Stated exercise: Every line with the string "this" should be gathered.

---------- Data provided

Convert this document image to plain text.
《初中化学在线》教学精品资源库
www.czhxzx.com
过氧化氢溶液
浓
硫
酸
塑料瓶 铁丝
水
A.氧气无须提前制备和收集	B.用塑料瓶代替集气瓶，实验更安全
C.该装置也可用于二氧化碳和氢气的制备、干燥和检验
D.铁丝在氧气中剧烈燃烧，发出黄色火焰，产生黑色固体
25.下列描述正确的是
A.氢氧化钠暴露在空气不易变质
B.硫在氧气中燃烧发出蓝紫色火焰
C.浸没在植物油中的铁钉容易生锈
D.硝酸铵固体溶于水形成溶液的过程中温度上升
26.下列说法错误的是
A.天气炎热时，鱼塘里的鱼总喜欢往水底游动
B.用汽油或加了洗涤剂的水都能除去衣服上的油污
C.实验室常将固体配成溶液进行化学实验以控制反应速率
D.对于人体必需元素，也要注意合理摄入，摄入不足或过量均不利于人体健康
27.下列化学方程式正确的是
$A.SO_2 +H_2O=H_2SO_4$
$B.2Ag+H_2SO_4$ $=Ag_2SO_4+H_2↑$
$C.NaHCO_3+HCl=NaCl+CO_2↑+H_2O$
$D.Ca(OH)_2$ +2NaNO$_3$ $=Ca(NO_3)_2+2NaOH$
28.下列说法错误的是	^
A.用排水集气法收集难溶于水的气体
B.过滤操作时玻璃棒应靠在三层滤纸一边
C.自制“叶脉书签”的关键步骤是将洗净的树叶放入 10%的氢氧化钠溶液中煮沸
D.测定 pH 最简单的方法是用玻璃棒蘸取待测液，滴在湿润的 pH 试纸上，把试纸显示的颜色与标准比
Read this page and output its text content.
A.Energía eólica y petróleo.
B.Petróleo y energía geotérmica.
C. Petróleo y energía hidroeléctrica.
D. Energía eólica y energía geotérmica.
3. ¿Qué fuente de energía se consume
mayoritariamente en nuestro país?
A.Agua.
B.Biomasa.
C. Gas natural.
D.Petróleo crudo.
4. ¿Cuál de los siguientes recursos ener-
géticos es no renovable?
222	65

--------------------

The result:
Convert this document image to plain text.
Read this page and output its text content.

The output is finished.